* BEGIN THE INPUT *

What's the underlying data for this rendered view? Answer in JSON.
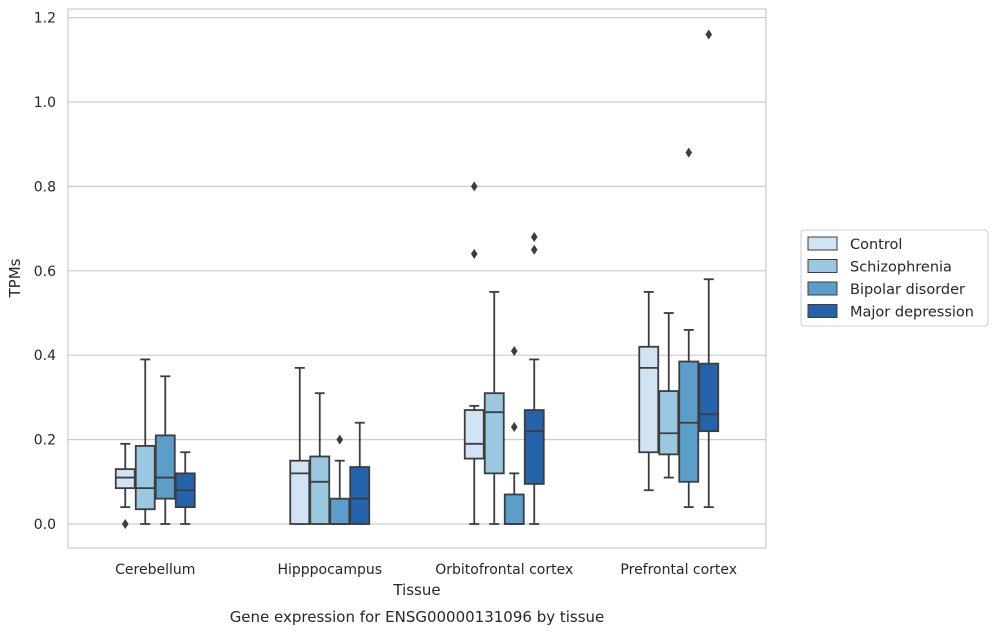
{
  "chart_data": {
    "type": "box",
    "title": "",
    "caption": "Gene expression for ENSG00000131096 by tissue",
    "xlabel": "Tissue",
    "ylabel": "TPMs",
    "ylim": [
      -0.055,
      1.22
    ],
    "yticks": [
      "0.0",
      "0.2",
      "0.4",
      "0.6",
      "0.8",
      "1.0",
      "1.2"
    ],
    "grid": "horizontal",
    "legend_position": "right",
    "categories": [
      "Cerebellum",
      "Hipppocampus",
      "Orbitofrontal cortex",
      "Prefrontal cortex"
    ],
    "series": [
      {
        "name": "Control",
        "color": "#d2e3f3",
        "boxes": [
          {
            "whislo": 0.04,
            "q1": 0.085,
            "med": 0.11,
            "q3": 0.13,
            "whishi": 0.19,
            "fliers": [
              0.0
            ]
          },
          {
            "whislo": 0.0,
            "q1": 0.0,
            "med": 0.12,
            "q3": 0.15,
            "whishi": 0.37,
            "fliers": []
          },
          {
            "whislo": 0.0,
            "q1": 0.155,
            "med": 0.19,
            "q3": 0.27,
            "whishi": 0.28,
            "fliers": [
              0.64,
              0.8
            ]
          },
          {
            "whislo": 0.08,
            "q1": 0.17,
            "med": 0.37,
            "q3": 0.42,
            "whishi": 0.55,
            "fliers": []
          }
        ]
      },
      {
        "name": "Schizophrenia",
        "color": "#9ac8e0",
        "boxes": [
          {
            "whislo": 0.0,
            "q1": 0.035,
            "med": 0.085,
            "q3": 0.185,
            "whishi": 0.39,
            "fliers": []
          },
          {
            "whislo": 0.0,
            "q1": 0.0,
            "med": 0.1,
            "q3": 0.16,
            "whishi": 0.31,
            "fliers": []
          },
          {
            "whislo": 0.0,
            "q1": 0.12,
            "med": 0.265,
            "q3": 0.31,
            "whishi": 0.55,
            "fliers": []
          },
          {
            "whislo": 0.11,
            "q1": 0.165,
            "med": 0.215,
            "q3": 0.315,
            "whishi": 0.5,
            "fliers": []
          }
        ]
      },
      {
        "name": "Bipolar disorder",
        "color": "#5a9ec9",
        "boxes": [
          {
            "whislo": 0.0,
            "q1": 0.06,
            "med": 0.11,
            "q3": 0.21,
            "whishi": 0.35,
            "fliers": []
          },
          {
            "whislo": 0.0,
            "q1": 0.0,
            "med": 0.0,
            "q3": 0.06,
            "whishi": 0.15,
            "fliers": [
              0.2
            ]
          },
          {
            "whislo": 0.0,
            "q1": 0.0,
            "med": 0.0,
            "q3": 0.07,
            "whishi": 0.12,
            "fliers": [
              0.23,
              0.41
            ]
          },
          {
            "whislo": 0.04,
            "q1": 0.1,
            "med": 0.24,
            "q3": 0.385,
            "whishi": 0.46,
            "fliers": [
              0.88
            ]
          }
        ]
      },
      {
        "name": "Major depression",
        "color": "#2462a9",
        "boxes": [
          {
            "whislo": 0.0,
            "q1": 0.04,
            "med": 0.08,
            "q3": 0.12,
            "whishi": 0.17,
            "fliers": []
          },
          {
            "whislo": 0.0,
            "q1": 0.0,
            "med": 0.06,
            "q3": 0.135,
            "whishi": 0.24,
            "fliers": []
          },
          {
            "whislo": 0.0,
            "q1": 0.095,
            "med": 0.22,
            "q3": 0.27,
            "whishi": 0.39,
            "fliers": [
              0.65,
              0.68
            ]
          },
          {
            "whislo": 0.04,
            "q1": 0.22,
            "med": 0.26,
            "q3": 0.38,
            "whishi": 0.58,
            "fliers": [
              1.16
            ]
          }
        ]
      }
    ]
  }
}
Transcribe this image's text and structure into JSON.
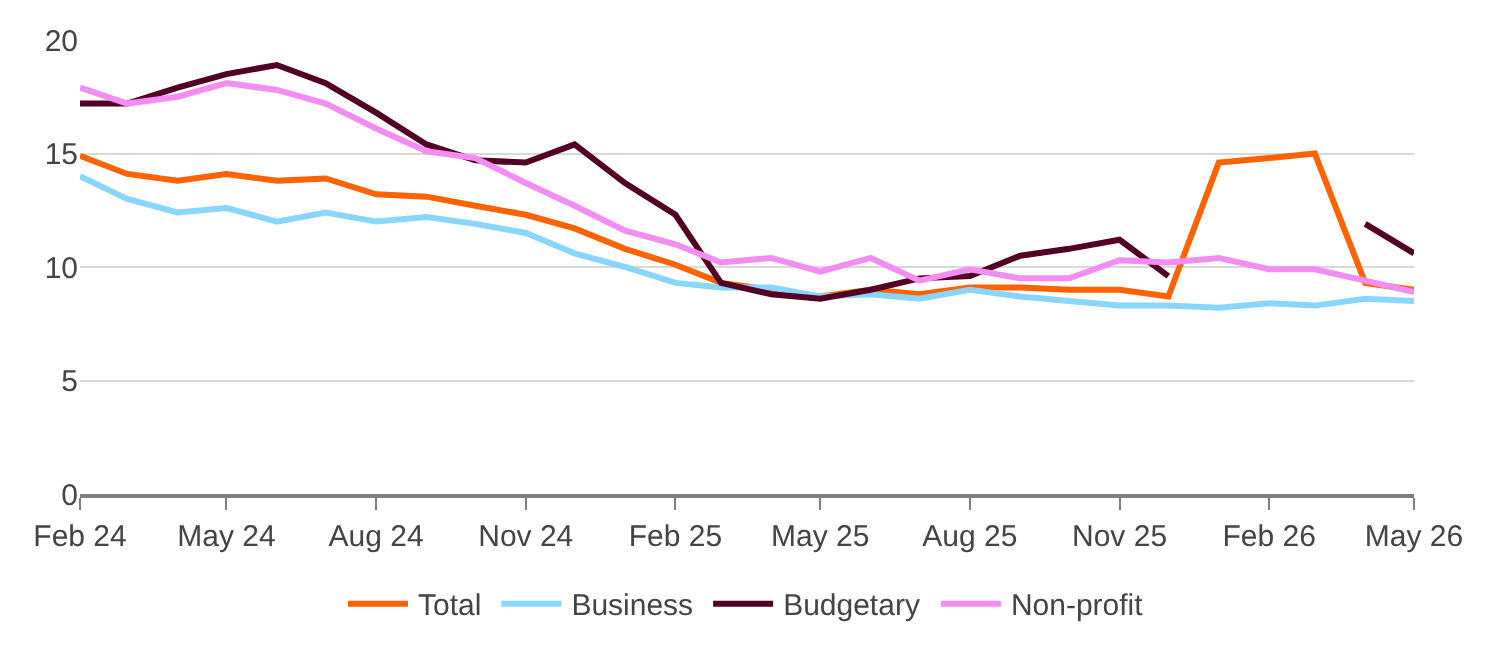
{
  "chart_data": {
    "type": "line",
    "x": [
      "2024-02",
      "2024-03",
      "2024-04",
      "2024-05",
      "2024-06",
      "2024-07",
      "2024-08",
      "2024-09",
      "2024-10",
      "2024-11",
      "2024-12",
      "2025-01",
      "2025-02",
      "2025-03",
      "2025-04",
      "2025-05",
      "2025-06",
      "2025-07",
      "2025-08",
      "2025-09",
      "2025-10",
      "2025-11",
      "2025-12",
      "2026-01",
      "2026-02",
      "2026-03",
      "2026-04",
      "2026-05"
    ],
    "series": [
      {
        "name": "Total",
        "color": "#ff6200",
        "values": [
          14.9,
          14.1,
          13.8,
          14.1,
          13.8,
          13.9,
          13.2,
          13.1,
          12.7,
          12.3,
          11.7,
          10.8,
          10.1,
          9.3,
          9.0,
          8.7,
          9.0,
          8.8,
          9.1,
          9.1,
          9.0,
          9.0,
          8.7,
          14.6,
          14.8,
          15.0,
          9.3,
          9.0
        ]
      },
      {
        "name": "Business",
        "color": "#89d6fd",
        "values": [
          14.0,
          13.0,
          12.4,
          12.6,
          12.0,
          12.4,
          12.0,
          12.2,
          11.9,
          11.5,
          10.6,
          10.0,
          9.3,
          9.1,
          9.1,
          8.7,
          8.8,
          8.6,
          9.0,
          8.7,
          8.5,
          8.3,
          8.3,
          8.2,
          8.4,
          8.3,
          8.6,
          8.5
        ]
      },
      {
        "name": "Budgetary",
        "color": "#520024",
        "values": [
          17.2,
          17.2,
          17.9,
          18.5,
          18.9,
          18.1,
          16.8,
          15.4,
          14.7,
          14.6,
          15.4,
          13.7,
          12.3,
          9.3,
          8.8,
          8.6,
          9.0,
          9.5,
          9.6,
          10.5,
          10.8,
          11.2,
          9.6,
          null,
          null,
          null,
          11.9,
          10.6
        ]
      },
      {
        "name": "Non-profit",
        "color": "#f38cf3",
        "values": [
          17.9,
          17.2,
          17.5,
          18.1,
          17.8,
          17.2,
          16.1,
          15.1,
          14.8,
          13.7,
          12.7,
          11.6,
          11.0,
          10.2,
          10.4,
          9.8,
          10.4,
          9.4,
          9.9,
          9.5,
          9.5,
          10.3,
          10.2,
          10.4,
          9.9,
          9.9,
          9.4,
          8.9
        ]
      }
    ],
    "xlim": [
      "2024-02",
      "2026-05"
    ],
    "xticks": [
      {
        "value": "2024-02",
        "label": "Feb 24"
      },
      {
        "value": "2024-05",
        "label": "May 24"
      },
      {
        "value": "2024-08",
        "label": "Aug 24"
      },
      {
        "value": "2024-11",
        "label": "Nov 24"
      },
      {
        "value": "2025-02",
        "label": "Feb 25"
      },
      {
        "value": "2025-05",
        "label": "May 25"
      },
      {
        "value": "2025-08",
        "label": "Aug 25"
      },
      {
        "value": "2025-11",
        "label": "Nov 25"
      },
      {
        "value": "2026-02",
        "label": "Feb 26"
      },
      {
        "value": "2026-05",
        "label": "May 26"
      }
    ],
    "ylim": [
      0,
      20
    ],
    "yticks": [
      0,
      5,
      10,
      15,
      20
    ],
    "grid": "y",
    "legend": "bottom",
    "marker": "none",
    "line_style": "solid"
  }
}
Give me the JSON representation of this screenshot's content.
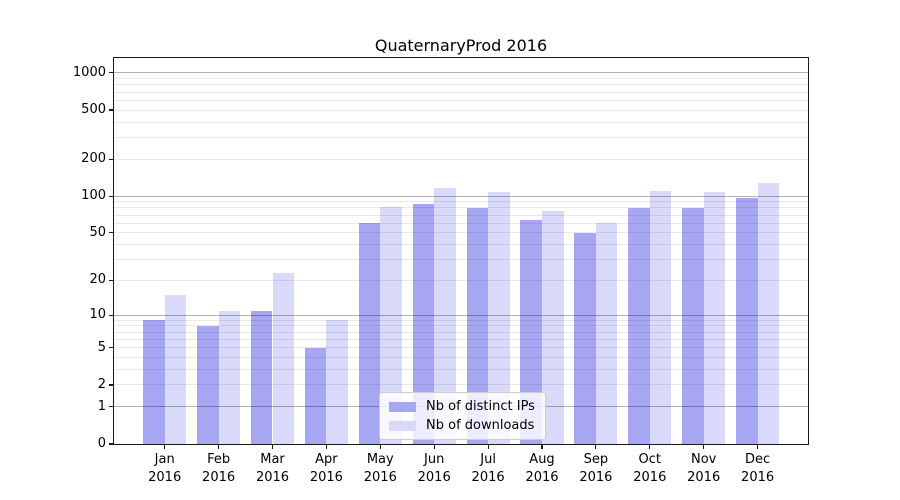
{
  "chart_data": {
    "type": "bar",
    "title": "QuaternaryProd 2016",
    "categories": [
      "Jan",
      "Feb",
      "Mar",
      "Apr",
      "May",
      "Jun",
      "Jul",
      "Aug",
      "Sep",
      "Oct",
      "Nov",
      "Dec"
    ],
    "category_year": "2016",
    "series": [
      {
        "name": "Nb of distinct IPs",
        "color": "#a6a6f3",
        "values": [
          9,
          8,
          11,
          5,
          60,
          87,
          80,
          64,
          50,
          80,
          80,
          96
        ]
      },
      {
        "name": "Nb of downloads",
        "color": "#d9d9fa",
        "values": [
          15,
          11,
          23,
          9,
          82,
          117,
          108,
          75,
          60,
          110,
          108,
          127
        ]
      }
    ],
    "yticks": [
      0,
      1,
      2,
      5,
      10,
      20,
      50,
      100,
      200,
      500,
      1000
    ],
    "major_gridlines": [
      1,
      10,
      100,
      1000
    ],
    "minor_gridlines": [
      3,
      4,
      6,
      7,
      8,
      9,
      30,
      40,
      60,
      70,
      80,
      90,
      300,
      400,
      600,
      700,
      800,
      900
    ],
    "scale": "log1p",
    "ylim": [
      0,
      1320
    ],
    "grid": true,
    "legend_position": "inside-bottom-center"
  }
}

* END THE INPUT *

DO THIS: Scan the entries above and work out how many lines include the word "JSON"; the reply is that number alone.

TASK ANSWER: 3